**JOB**
Extract all lines containing "document".

*** EXCERPTED RECORDS

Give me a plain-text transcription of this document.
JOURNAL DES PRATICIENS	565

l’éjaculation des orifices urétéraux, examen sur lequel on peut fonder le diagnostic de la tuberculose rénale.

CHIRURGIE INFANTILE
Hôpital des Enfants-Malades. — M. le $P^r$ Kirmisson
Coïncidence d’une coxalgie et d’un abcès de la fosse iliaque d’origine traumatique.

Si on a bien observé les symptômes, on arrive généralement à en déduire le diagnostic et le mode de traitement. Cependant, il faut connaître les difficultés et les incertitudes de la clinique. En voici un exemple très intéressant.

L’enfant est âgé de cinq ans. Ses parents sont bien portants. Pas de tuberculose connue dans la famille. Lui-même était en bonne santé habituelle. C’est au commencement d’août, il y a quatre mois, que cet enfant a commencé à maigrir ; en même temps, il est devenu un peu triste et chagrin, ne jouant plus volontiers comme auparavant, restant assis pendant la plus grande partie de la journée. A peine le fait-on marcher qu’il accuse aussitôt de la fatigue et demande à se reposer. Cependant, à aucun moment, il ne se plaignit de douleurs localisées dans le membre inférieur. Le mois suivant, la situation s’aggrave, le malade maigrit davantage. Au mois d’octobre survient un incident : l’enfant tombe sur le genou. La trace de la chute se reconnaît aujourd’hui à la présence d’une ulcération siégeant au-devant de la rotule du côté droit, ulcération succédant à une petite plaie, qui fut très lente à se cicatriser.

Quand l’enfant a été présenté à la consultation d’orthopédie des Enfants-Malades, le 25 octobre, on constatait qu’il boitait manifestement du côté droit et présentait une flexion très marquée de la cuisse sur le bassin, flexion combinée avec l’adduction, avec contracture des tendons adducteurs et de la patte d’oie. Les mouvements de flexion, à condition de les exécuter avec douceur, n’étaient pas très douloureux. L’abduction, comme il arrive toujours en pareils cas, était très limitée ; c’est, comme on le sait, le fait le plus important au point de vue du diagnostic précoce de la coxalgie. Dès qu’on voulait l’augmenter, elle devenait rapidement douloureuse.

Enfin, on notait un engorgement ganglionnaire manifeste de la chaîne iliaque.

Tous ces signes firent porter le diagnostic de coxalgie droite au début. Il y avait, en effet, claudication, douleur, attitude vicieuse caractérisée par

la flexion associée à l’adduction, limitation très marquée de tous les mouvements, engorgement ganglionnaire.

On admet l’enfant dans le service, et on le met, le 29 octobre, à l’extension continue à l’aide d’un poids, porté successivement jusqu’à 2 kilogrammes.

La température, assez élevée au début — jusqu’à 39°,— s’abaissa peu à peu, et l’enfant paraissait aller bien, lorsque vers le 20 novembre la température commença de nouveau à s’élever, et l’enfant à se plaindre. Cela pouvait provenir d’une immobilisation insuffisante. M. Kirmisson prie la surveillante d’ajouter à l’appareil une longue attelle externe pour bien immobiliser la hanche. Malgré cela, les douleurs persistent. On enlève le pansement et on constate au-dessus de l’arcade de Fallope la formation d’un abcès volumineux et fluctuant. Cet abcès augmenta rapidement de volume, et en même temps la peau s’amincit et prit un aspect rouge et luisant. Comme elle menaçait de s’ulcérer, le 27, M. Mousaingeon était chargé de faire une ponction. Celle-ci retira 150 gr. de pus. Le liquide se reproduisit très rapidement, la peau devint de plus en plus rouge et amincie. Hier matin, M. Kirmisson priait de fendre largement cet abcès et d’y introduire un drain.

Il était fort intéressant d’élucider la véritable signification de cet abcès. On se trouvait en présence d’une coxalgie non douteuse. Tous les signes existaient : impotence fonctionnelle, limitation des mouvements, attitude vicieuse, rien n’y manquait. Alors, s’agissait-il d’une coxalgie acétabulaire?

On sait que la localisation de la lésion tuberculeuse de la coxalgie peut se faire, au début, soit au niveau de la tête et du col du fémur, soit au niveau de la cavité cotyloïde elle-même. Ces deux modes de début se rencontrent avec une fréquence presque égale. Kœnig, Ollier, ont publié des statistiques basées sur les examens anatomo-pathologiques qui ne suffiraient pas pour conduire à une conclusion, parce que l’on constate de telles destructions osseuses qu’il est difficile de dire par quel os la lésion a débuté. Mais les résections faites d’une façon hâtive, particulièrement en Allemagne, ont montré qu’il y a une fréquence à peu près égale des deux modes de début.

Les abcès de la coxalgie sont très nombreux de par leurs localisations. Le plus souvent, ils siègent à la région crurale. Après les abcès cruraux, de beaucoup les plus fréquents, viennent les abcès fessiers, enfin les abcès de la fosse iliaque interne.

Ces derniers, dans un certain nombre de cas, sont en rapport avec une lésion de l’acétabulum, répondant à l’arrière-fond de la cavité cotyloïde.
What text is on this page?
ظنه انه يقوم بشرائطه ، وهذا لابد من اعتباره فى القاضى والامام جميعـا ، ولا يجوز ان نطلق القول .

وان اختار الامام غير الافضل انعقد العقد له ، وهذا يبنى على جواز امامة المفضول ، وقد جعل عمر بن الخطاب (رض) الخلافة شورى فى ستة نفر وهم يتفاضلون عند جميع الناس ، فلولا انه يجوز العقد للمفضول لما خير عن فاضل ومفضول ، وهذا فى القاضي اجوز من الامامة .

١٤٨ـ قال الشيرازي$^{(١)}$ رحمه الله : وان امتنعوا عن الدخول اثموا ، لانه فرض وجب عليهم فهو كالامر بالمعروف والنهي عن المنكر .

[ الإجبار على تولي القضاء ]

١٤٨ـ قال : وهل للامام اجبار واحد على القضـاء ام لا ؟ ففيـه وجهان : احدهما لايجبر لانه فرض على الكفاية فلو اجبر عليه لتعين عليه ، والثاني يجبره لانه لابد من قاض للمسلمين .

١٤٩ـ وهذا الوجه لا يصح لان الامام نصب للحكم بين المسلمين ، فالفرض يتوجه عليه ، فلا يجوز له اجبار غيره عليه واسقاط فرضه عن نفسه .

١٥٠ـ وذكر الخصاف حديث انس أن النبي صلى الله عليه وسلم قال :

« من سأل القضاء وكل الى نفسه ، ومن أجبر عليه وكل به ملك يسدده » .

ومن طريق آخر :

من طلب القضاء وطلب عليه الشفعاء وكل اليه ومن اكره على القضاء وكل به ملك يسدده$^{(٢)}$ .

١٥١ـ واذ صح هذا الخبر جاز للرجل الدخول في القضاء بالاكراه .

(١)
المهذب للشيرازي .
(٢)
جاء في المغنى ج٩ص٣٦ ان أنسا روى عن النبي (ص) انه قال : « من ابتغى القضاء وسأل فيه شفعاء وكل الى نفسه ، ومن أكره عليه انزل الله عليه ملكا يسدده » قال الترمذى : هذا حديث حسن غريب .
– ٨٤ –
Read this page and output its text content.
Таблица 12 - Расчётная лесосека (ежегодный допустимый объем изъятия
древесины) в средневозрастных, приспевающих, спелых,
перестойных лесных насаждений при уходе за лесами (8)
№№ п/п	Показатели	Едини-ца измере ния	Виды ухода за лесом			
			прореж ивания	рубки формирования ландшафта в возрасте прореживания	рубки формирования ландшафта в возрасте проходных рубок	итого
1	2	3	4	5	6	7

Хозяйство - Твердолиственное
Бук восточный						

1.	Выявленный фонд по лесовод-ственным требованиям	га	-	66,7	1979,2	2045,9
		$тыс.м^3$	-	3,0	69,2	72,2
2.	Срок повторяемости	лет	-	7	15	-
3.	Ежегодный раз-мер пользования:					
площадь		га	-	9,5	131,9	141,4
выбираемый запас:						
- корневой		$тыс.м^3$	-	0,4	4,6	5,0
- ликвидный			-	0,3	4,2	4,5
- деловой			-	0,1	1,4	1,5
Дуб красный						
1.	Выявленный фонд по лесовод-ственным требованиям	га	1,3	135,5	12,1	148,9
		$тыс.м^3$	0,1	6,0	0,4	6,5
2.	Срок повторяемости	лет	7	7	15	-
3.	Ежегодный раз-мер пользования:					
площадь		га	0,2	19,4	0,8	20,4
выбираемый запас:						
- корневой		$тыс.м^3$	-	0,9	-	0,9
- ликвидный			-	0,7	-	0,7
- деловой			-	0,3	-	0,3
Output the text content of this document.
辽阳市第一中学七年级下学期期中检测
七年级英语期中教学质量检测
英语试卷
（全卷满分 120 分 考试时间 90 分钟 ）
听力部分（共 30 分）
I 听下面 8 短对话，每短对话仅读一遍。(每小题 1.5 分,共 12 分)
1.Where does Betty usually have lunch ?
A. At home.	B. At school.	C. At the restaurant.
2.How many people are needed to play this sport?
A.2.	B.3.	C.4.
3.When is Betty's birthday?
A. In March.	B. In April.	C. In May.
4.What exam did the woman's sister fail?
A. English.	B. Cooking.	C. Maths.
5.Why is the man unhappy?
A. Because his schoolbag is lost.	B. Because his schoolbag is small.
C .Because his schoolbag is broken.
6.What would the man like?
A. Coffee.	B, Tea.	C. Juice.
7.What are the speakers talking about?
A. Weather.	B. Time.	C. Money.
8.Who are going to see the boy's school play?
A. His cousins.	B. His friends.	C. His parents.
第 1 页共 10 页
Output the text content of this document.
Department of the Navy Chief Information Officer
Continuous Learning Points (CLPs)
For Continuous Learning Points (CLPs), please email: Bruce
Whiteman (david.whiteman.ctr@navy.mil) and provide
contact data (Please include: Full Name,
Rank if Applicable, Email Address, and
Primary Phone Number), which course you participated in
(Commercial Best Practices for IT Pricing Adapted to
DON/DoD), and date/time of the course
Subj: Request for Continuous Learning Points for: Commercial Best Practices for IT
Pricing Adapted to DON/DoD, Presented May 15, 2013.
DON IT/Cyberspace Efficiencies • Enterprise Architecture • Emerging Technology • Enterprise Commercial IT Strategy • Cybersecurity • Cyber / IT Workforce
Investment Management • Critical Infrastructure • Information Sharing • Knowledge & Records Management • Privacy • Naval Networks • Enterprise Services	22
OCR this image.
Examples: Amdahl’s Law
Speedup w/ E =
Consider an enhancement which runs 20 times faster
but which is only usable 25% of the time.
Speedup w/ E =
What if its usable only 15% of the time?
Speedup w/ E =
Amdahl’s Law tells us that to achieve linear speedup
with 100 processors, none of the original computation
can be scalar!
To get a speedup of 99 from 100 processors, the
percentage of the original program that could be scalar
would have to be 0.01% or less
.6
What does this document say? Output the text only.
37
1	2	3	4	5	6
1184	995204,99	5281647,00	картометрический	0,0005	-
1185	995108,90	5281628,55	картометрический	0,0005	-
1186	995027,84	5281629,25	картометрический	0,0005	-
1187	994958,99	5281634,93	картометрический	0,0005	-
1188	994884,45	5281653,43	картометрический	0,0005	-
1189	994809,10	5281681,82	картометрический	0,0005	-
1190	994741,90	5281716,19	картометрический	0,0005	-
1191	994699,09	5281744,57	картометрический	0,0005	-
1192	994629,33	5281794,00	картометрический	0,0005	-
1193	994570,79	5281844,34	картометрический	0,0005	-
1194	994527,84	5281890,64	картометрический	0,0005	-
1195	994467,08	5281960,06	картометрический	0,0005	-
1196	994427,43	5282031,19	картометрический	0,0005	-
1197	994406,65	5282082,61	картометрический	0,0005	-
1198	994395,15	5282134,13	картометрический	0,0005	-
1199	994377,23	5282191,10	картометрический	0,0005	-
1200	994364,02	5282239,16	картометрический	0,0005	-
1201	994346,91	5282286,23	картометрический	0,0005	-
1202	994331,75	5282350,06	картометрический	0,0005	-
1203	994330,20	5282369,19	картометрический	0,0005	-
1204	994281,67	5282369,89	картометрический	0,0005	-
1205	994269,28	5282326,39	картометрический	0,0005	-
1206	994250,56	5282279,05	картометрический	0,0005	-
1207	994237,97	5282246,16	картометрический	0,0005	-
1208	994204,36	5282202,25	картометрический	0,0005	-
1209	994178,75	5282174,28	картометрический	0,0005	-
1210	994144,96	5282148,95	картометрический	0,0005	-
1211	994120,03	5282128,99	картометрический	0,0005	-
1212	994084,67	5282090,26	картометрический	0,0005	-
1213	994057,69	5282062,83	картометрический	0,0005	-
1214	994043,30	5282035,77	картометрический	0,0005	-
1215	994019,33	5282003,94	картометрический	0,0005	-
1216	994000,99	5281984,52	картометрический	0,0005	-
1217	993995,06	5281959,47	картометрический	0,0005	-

******

**WRITTEN RESPONSE**
Give me a plain-text transcription of this document.
Output the text content of this document.
Output the text content of this document.
What does this document say? Output the text only.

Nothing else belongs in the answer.